• Given exercise: Work out how many lines of the data hold the string "System", and reply with that number alone.

• Material for this task:
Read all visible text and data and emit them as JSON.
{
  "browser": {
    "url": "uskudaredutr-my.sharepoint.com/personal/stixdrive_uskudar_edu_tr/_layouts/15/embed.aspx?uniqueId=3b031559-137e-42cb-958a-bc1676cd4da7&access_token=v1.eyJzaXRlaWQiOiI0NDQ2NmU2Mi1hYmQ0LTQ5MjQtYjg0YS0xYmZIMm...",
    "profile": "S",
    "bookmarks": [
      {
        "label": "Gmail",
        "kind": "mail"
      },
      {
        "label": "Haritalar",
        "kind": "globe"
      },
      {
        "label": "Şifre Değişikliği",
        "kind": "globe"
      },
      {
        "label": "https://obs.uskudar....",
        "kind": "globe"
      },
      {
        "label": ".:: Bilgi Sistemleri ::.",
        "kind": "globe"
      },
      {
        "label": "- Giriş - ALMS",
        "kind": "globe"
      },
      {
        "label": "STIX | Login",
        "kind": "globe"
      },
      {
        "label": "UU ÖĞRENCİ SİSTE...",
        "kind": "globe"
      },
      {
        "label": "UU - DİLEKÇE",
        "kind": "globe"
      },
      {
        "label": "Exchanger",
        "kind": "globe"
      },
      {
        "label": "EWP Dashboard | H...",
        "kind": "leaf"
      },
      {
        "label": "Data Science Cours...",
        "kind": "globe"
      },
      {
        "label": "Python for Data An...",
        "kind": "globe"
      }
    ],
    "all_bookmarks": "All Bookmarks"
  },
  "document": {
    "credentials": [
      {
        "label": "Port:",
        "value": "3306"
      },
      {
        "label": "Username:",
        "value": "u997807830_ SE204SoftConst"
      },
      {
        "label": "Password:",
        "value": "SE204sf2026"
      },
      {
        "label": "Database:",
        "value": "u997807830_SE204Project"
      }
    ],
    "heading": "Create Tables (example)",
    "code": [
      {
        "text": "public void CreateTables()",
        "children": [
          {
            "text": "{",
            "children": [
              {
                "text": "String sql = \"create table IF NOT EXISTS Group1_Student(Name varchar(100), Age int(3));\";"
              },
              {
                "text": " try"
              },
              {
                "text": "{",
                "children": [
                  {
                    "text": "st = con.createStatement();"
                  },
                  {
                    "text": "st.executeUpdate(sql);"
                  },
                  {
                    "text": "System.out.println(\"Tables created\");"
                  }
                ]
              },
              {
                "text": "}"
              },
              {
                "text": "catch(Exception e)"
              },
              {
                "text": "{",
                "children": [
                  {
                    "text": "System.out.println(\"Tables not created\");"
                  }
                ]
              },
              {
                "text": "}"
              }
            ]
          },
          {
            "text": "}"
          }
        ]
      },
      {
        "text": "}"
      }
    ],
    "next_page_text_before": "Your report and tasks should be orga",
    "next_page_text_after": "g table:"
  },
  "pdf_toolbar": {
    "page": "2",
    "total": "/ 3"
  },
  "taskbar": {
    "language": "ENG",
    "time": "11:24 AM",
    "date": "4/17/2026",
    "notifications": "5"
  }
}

• Reply to the task: 2